Exclude the pictures, then repeat the remaining data exactly.

Information shown:
+--

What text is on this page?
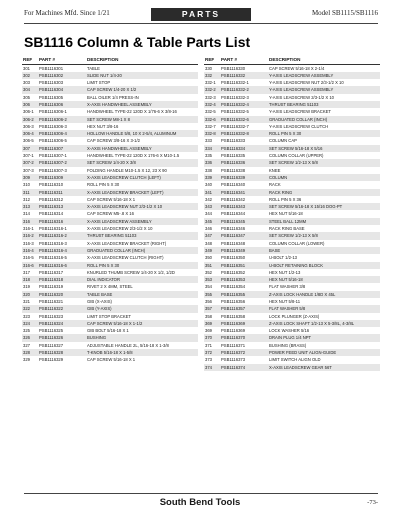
For Machines Mfd. Since 1/21	PARTS	Model SB1115/SB1116
SB1116 Column & Table Parts List
REF	PART #	DESCRIPTION
301	PSB1116301	TABLE
302	PSB1116302	SLIDE NUT 1/4-20
303	PSB1116303	LIMIT STOP
304	PSB1116304	CAP SCREW 1/4-20 X 1/2
305	PSB1116305	BALL OILER 1/4 PRESS-IN
306	PSB1116306	X-AXIS HANDWHEEL ASSEMBLY
306-1	PSB1116306-1	HANDWHEEL TYPE-22 120D X 1/76-6 X 3/8-16
306-2	PSB1116306-2	SET SCREW M8-1 X 8
306-3	PSB1116306-3	HEX NUT 3/8-16
306-4	PSB1116306-4	HOLLOW HANDLE 5/8, 10 X 2-5/4, ALUMINUM
306-5	PSB1116306-5	CAP SCREW 3/8-16 X 3-1/2
307	PSB1116307	X-AXIS HANDWHEEL ASSEMBLY
307-1	PSB1116307-1	HANDWHEEL TYPE-22 120D X 176-6 X M10-1.5
307-2	PSB1116307-2	SET SCREW 1/4-20 X 3/8
307-3	PSB1116307-3	FOLDING HANDLE M10-1.5 X 12, 23 X 90
309	PSB1116309	X-AXIS LEADSCREW CLUTCH (LEFT)
310	PSB1116310	ROLL PIN 5 X 30
311	PSB1116311	X-AXIS LEADSCREW BRACKET (LEFT)
312	PSB1116312	CAP SCREW 5/16-18 X 1
313	PSB1116313	X-AXIS LEADSCREW NUT 2/3-1/2 X 10
314	PSB1116314	CAP SCREW M5-.8 X 16
316	PSB1116316	X-AXIS LEADSCREW ASSEMBLY
316-1	PSB1116316-1	X-AXIS LEADSCREW 2/3-1/2 X 10
316-2	PSB1116316-2	THRUST BEARING 51103
316-3	PSB1116316-3	X-AXIS LEADSCREW BRACKET (RIGHT)
316-4	PSB1116316-4	GRADUATED COLLAR (INCH)
316-5	PSB1116316-5	X-AXIS LEADSCREW CLUTCH (RIGHT)
316-6	PSB1116316-6	ROLL PIN 5 X 30
317	PSB1116317	KNURLED THUMB SCREW 1/4-20 X 1/2, 1/2D
318	PSB1116318	DIAL INDICATOR
319	PSB1116319	RIVET 2 X 4MM, STEEL
320	PSB1116320	TABLE BASE
321	PSB1116321	GIB (X-AXIS)
322	PSB1116322	GIB (Y-AXIS)
323	PSB1116323	LIMIT STOP BRACKET
324	PSB1116324	CAP SCREW 5/16-18 X 1-1/2
325	PSB1116325	GIB BOLT 5/16-18 X 1
326	PSB1116326	BUSHING
327	PSB1116327	ADJUSTABLE HANDLE 2L, 5/16-18 X 1-3/8
328	PSB1116328	T-KNOB 5/16-18 X 1-5/8
329	PSB1116329	CAP SCREW 5/16-18 X 1
REF	PART #	DESCRIPTION
330	PSB1116330	CAP SCREW 5/16-18 X 2-1/4
332	PSB1116332	Y-AXIS LEADSCREW ASSEMBLY
332-1	PSB1116332-1	Y-AXIS LEADSCREW NUT 2/3-1/2 X 10
332-2	PSB1116332-2	Y-AXIS LEADSCREW ASSEMBLY
332-3	PSB1116332-3	Y-AXIS LEADSCREW 2/3-1/2 X 10
332-4	PSB1116332-4	THRUST BEARING 51103
332-5	PSB1116332-5	Y-AXIS LEADSCREW BRACKET
332-6	PSB1116332-6	GRADUATED COLLAR (INCH)
332-7	PSB1116332-7	Y-AXIS LEADSCREW CLUTCH
332-8	PSB1116332-8	ROLL PIN 5 X 30
333	PSB1116333	COLUMN CAP
334	PSB1116334	SET SCREW 5/16-18 X 5/16
335	PSB1116335	COLUMN COLLAR (UPPER)
336	PSB1116336	SET SCREW 1/2-13 X 5/8
338	PSB1116338	KNEE
339	PSB1116339	COLUMN
340	PSB1116340	RACK
341	PSB1116341	RACK RING
342	PSB1116342	ROLL PIN 5 X 36
343	PSB1116343	SET SCREW 5/16-18 X 15/16 DOG-PT
344	PSB1116344	HEX NUT 5/16-18
345	PSB1116345	STEEL BALL 12MM
346	PSB1116346	RACK RING BASE
347	PSB1116347	SET SCREW 1/2-13 X 5/8
348	PSB1116348	COLUMN COLLAR (LOWER)
349	PSB1116349	BASE
350	PSB1116350	U-BOLT 1/2-13
351	PSB1116351	U-BOLT RETAINING BLOCK
352	PSB1116352	HEX NUT 1/2-13
353	PSB1116353	HEX NUT 5/16-18
354	PSB1116354	FLAT WASHER 3/8
355	PSB1116355	Z-AXIS LOCK HANDLE 1/8D X 45L
356	PSB1116356	HEX NUT 5/8-11
357	PSB1116357	FLAT WASHER 5/8
358	PSB1116358	LOCK PLUNGER (Z-AXIS)
369	PSB1116369	Z-AXIS LOCK SHAFT 1/2-13 X 5-3/8L, 4-3/8L
369	PSB1116369	LOCK WASHER 5/16
370	PSB1116370	DRAIN PLUG 1/4 NPT
371	PSB1116371	BUSHING (BRASS)
372	PSB1116372	POWER FEED UNIT ALIGN-GUIDE
373	PSB1116373	LIMIT SWITCH ALIGN OLD
374	PSB1116374	X-AXIS LEADSCREW GEAR 56T
South Bend Tools	-73-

+--

Reply:
What text is on this page?
For Machines Mfd. Since 1/21	PARTS	Model SB1115/SB1116
SB1116 Column & Table Parts List
REF	PART #	DESCRIPTION
301	PSB1116301	TABLE
302	PSB1116302	SLIDE NUT 1/4-20
303	PSB1116303	LIMIT STOP
304	PSB1116304	CAP SCREW 1/4-20 X 1/2
305	PSB1116305	BALL OILER 1/4 PRESS-IN
306	PSB1116306	X-AXIS HANDWHEEL ASSEMBLY
306-1	PSB1116306-1	HANDWHEEL TYPE-22 120D X 1/76-6 X 3/8-16
306-2	PSB1116306-2	SET SCREW M8-1 X 8
306-3	PSB1116306-3	HEX NUT 3/8-16
306-4	PSB1116306-4	HOLLOW HANDLE 5/8, 10 X 2-5/4, ALUMINUM
306-5	PSB1116306-5	CAP SCREW 3/8-16 X 3-1/2
307	PSB1116307	X-AXIS HANDWHEEL ASSEMBLY
307-1	PSB1116307-1	HANDWHEEL TYPE-22 120D X 176-6 X M10-1.5
307-2	PSB1116307-2	SET SCREW 1/4-20 X 3/8
307-3	PSB1116307-3	FOLDING HANDLE M10-1.5 X 12, 23 X 90
309	PSB1116309	X-AXIS LEADSCREW CLUTCH (LEFT)
310	PSB1116310	ROLL PIN 5 X 30
311	PSB1116311	X-AXIS LEADSCREW BRACKET (LEFT)
312	PSB1116312	CAP SCREW 5/16-18 X 1
313	PSB1116313	X-AXIS LEADSCREW NUT 2/3-1/2 X 10
314	PSB1116314	CAP SCREW M5-.8 X 16
316	PSB1116316	X-AXIS LEADSCREW ASSEMBLY
316-1	PSB1116316-1	X-AXIS LEADSCREW 2/3-1/2 X 10
316-2	PSB1116316-2	THRUST BEARING 51103
316-3	PSB1116316-3	X-AXIS LEADSCREW BRACKET (RIGHT)
316-4	PSB1116316-4	GRADUATED COLLAR (INCH)
316-5	PSB1116316-5	X-AXIS LEADSCREW CLUTCH (RIGHT)
316-6	PSB1116316-6	ROLL PIN 5 X 30
317	PSB1116317	KNURLED THUMB SCREW 1/4-20 X 1/2, 1/2D
318	PSB1116318	DIAL INDICATOR
319	PSB1116319	RIVET 2 X 4MM, STEEL
320	PSB1116320	TABLE BASE
321	PSB1116321	GIB (X-AXIS)
322	PSB1116322	GIB (Y-AXIS)
323	PSB1116323	LIMIT STOP BRACKET
324	PSB1116324	CAP SCREW 5/16-18 X 1-1/2
325	PSB1116325	GIB BOLT 5/16-18 X 1
326	PSB1116326	BUSHING
327	PSB1116327	ADJUSTABLE HANDLE 2L, 5/16-18 X 1-3/8
328	PSB1116328	T-KNOB 5/16-18 X 1-5/8
329	PSB1116329	CAP SCREW 5/16-18 X 1
REF	PART #	DESCRIPTION
330	PSB1116330	CAP SCREW 5/16-18 X 2-1/4
332	PSB1116332	Y-AXIS LEADSCREW ASSEMBLY
332-1	PSB1116332-1	Y-AXIS LEADSCREW NUT 2/3-1/2 X 10
332-2	PSB1116332-2	Y-AXIS LEADSCREW ASSEMBLY
332-3	PSB1116332-3	Y-AXIS LEADSCREW 2/3-1/2 X 10
332-4	PSB1116332-4	THRUST BEARING 51103
332-5	PSB1116332-5	Y-AXIS LEADSCREW BRACKET
332-6	PSB1116332-6	GRADUATED COLLAR (INCH)
332-7	PSB1116332-7	Y-AXIS LEADSCREW CLUTCH
332-8	PSB1116332-8	ROLL PIN 5 X 30
333	PSB1116333	COLUMN CAP
334	PSB1116334	SET SCREW 5/16-18 X 5/16
335	PSB1116335	COLUMN COLLAR (UPPER)
336	PSB1116336	SET SCREW 1/2-13 X 5/8
338	PSB1116338	KNEE
339	PSB1116339	COLUMN
340	PSB1116340	RACK
341	PSB1116341	RACK RING
342	PSB1116342	ROLL PIN 5 X 36
343	PSB1116343	SET SCREW 5/16-18 X 15/16 DOG-PT
344	PSB1116344	HEX NUT 5/16-18
345	PSB1116345	STEEL BALL 12MM
346	PSB1116346	RACK RING BASE
347	PSB1116347	SET SCREW 1/2-13 X 5/8
348	PSB1116348	COLUMN COLLAR (LOWER)
349	PSB1116349	BASE
350	PSB1116350	U-BOLT 1/2-13
351	PSB1116351	U-BOLT RETAINING BLOCK
352	PSB1116352	HEX NUT 1/2-13
353	PSB1116353	HEX NUT 5/16-18
354	PSB1116354	FLAT WASHER 3/8
355	PSB1116355	Z-AXIS LOCK HANDLE 1/8D X 45L
356	PSB1116356	HEX NUT 5/8-11
357	PSB1116357	FLAT WASHER 5/8
358	PSB1116358	LOCK PLUNGER (Z-AXIS)
369	PSB1116369	Z-AXIS LOCK SHAFT 1/2-13 X 5-3/8L, 4-3/8L
369	PSB1116369	LOCK WASHER 5/16
370	PSB1116370	DRAIN PLUG 1/4 NPT
371	PSB1116371	BUSHING (BRASS)
372	PSB1116372	POWER FEED UNIT ALIGN-GUIDE
373	PSB1116373	LIMIT SWITCH ALIGN OLD
374	PSB1116374	X-AXIS LEADSCREW GEAR 56T
South Bend Tools	-73-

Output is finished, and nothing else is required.